═══ TRECHO FORNECIDO
UM NARRADOR
CLÁSSICO
por Cid Seixas
Rebanho
do ódio junta-se a Pareceres do tempo para reafirmar a qualidade da escrita de
Herberto Sales.
Sabe-se que é na
maturidade que alguns autores retomam as linhas constelares da sua escrita,
deixando de lado os experimentos incipientes e aprofundando aquilo que marca a
qualidade do texto. É esta maturidade literária que confere ao novo romance de
Herberto Sales o poder de segurar o leitor por todas as páginas da narrativa,
mantendo vivo o seu interesse por todos os momentos, mesmo aqueles em que o
narrador usa a trama para firmar suas observações reflexivas. Isto porque um
autor maduro e senhor do seu ofício não precisa inserir na narrativa
observações paralelas. Ele sabe fazer brotar do próprio contexto ficcional
aquilo que os aprendizes de feiticeiro expõem como conceitos pessoais.
══════
═══ MATERIAL FORNECIDO
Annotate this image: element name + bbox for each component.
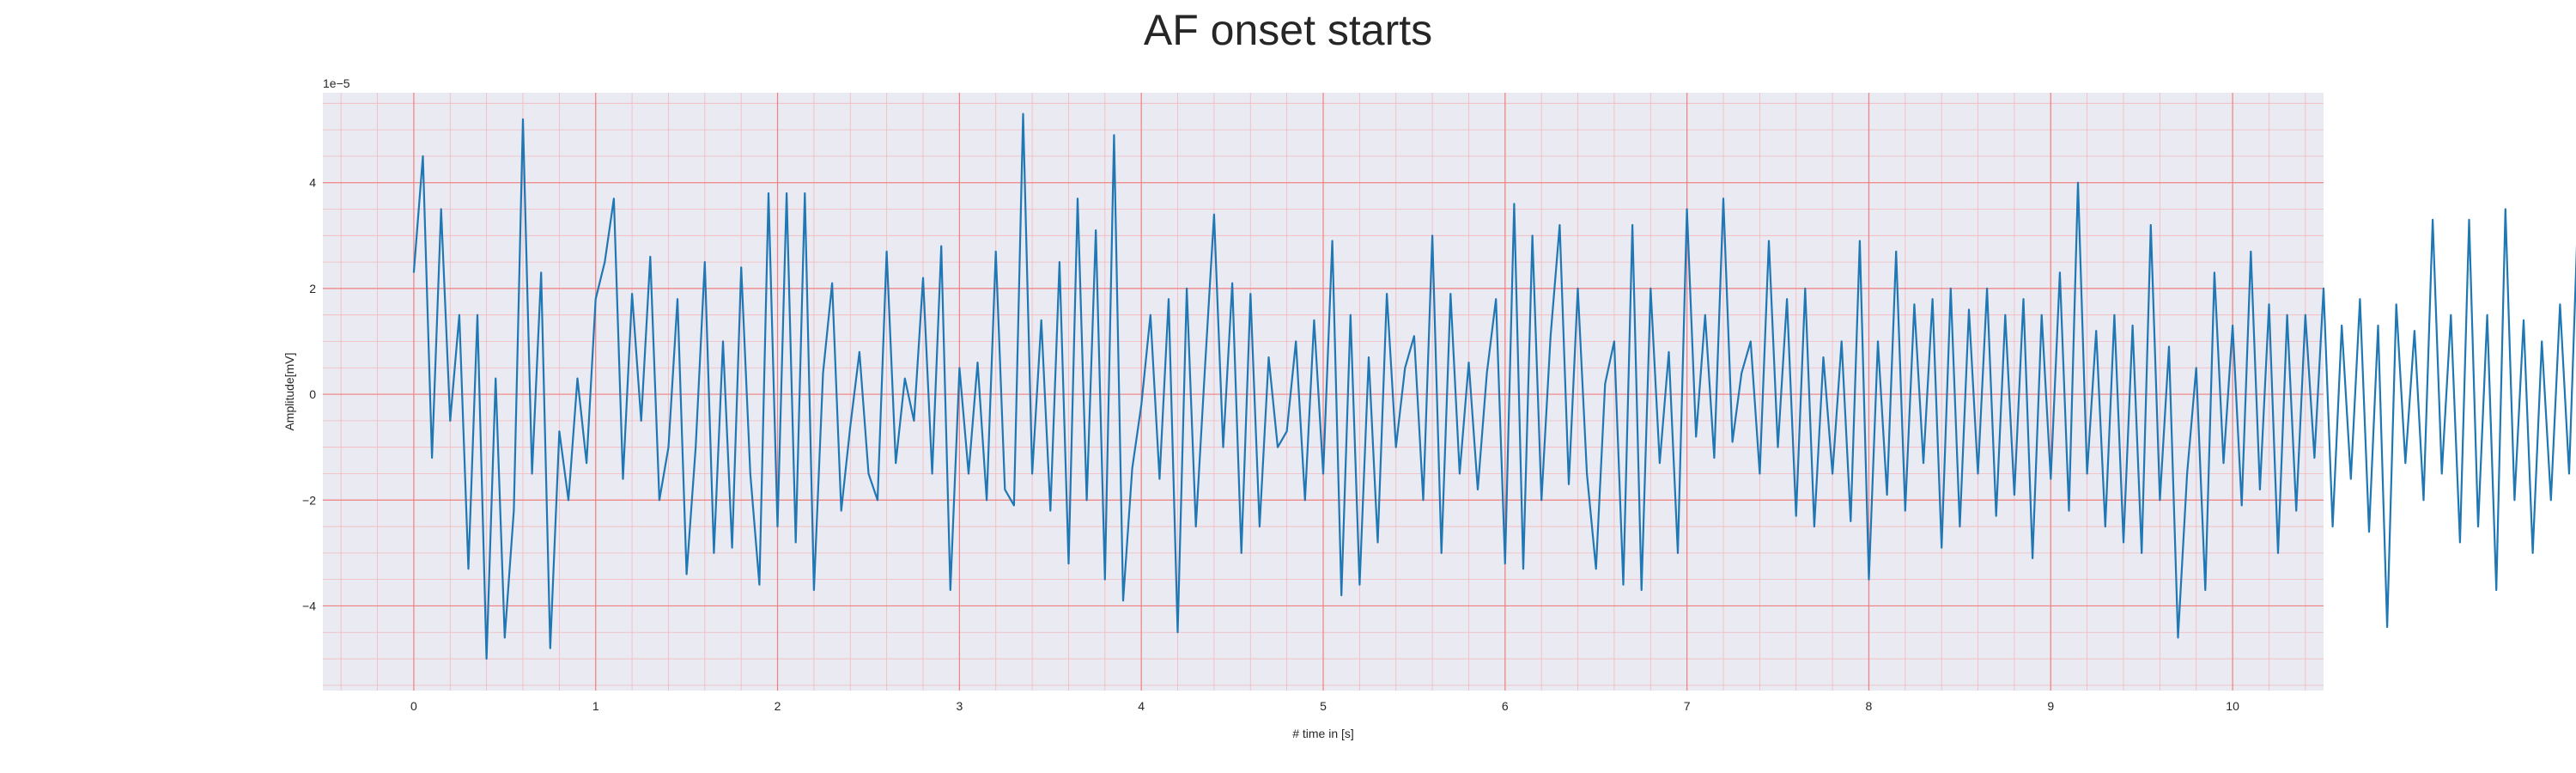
y-tick-label: 4 [309,176,316,190]
x-tick-label: 5 [1320,699,1327,713]
x-tick-labels: 0 1 2 3 4 5 6 7 8 9 10 [410,699,2239,713]
y-tick-label: 0 [309,387,316,401]
x-axis-label: # time in [s] [1292,727,1354,740]
x-tick-label: 8 [1866,699,1873,713]
x-tick-label: 2 [775,699,781,713]
series-line-signal [412,113,2576,660]
x-tick-label: 7 [1684,699,1691,713]
chart-title: AF onset starts [1143,6,1433,54]
y-tick-labels: −4 −2 0 2 4 [302,176,316,613]
x-tick-label: 4 [1138,699,1145,713]
y-offset-label: 1e−5 [323,76,350,90]
y-axis-label: Amplitude[mV] [283,352,296,430]
y-tick-label: −2 [302,493,316,507]
x-tick-label: 3 [956,699,963,713]
x-tick-label: 9 [2047,699,2054,713]
y-tick-label: 2 [309,282,316,295]
x-tick-label: 1 [592,699,599,713]
x-tick-label: 0 [410,699,417,713]
y-tick-label: −4 [302,599,316,612]
x-tick-label: 10 [2226,699,2239,713]
x-tick-label: 6 [1502,699,1509,713]
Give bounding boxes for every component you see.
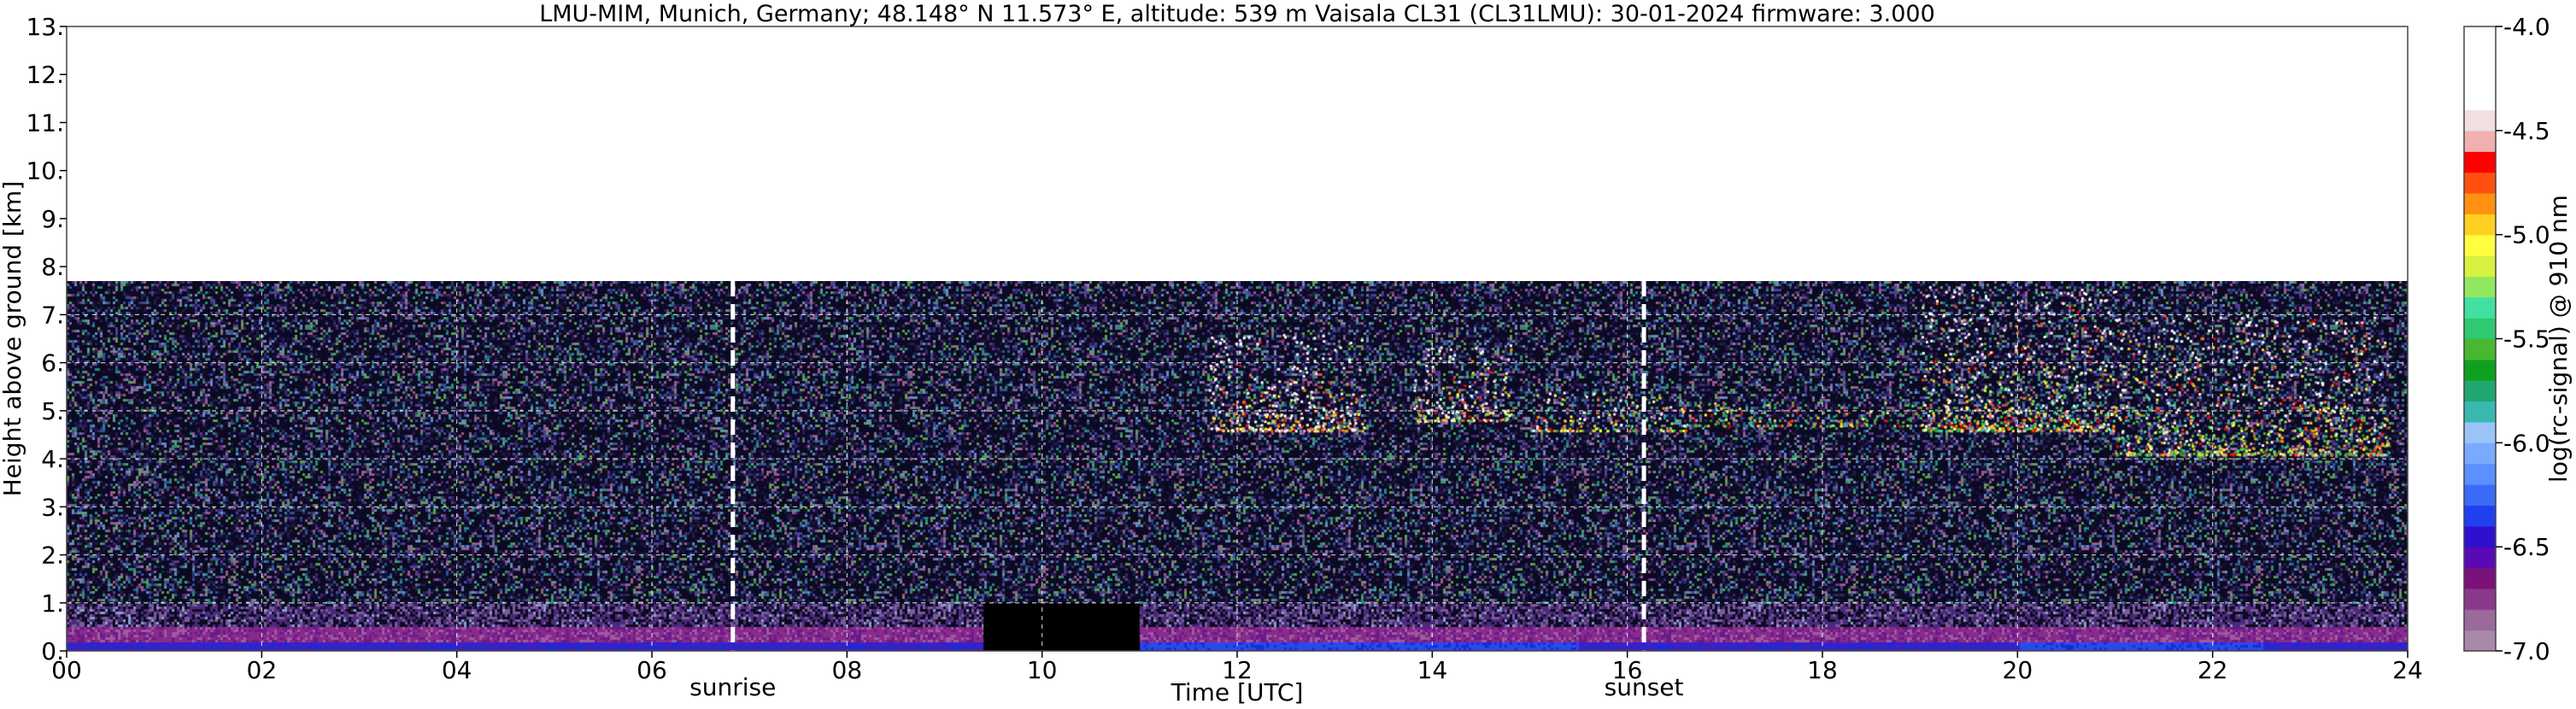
colorbar-segment	[2464, 630, 2496, 652]
event-markers: sunrise sunset	[689, 281, 1684, 701]
colorbar-segment	[2464, 318, 2496, 340]
x-tick-label: 10	[1027, 656, 1058, 684]
colorbar-segment	[2464, 151, 2496, 173]
y-tick-label: 13.	[26, 13, 64, 41]
x-tick-label: 08	[832, 656, 863, 684]
colorbar-segment	[2464, 359, 2496, 381]
x-tick-label: 22	[2198, 656, 2228, 684]
y-axis-ticks: 0. 1. 2. 3. 4. 5. 6. 7. 8. 9. 10. 11. 12. 13.	[26, 13, 67, 665]
grid-lines	[67, 26, 2408, 651]
y-tick-label: 6.	[41, 349, 64, 378]
colorbar-segment	[2464, 89, 2496, 111]
colorbar	[2463, 26, 2497, 652]
y-tick-label: 7.	[41, 301, 64, 329]
colorbar-segment	[2464, 463, 2496, 485]
x-tick-label: 00	[51, 656, 82, 684]
colorbar-tick-label: -6.0	[2503, 429, 2550, 457]
colorbar-segment	[2464, 484, 2496, 507]
colorbar-tick-label: -4.0	[2503, 13, 2550, 41]
colorbar-segment	[2464, 401, 2496, 423]
colorbar-label: log(rc-signal) @ 910 nm	[2544, 195, 2573, 483]
y-tick-label: 12.	[26, 61, 64, 89]
colorbar-segment	[2464, 588, 2496, 610]
x-tick-label: 20	[2003, 656, 2033, 684]
x-tick-label: 02	[247, 656, 278, 684]
colorbar-segment	[2464, 380, 2496, 402]
colorbar-segment	[2464, 505, 2496, 527]
colorbar-segment	[2464, 192, 2496, 214]
x-tick-label: 24	[2392, 656, 2423, 684]
y-tick-label: 11.	[26, 108, 64, 137]
colorbar-tick-label: -7.0	[2503, 637, 2550, 665]
x-axis-ticks: 00 02 04 06 08 10 12 14 16 18 20 22 24	[51, 651, 2423, 684]
y-tick-label: 1.	[41, 589, 64, 618]
y-tick-label: 5.	[41, 397, 64, 425]
colorbar-segment	[2464, 442, 2496, 465]
x-axis-label: Time [UTC]	[1171, 678, 1304, 706]
colorbar-segment	[2464, 172, 2496, 194]
colorbar-segment	[2464, 276, 2496, 298]
x-tick-label: 12	[1222, 656, 1253, 684]
colorbar-segment	[2464, 26, 2496, 48]
colorbar-segment	[2464, 234, 2496, 256]
x-tick-label: 04	[442, 656, 472, 684]
colorbar-segment	[2464, 47, 2496, 69]
y-tick-label: 3.	[41, 493, 64, 521]
y-axis-label: Height above ground [km]	[0, 181, 26, 497]
y-tick-label: 10.	[26, 157, 64, 185]
colorbar-tick-label: -5.0	[2503, 221, 2550, 249]
colorbar-segment	[2464, 109, 2496, 132]
colorbar-tick-label: -4.5	[2503, 117, 2550, 145]
y-tick-label: 2.	[41, 542, 64, 570]
colorbar-segment	[2464, 421, 2496, 443]
colorbar-segment	[2464, 338, 2496, 360]
colorbar-segment	[2464, 567, 2496, 589]
colorbar-tick-label: -5.5	[2503, 325, 2550, 354]
colorbar-segment	[2464, 547, 2496, 569]
colorbar-segment	[2464, 255, 2496, 277]
colorbar-segment	[2464, 130, 2496, 152]
y-tick-label: 8.	[41, 253, 64, 281]
x-tick-label: 16	[1612, 656, 1643, 684]
sunrise-label: sunrise	[689, 673, 776, 701]
colorbar-segment	[2464, 67, 2496, 90]
colorbar-tick-label: -6.5	[2503, 533, 2550, 561]
x-tick-label: 14	[1417, 656, 1448, 684]
colorbar-segment	[2464, 609, 2496, 631]
colorbar-segment	[2464, 214, 2496, 236]
y-tick-label: 0.	[41, 637, 64, 665]
colorbar-segment	[2464, 525, 2496, 548]
y-tick-label: 9.	[41, 205, 64, 233]
x-tick-label: 06	[637, 656, 667, 684]
sunset-label: sunset	[1605, 673, 1684, 701]
chart-title: LMU-MIM, Munich, Germany; 48.148° N 11.5…	[539, 1, 1935, 27]
y-tick-label: 4.	[41, 445, 64, 473]
colorbar-segment	[2464, 296, 2496, 319]
x-tick-label: 18	[1807, 656, 1838, 684]
colorbar-ticks: -4.0 -4.5 -5.0 -5.5 -6.0 -6.5 -7.0	[2496, 13, 2550, 665]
══════
**ENUNCIADO**
Transcreva novamente o trecho, começando em "Sabe-se que é" e indo até "como conceitos pessoais.", e troque "narrativa" por "história".

**RESPOSTA**
Sabe-se que é na
maturidade que alguns autores retomam as linhas constelares da sua escrita,
deixando de lado os experimentos incipientes e aprofundando aquilo que marca a
qualidade do texto. É esta maturidade literária que confere ao novo romance de
Herberto Sales o poder de segurar o leitor por todas as páginas da história,
mantendo vivo o seu interesse por todos os momentos, mesmo aqueles em que o
narrador usa a trama para firmar suas observações reflexivas. Isto porque um
autor maduro e senhor do seu ofício não precisa inserir na história
observações paralelas. Ele sabe fazer brotar do próprio contexto ficcional
aquilo que os aprendizes de feiticeiro expõem como conceitos pessoais.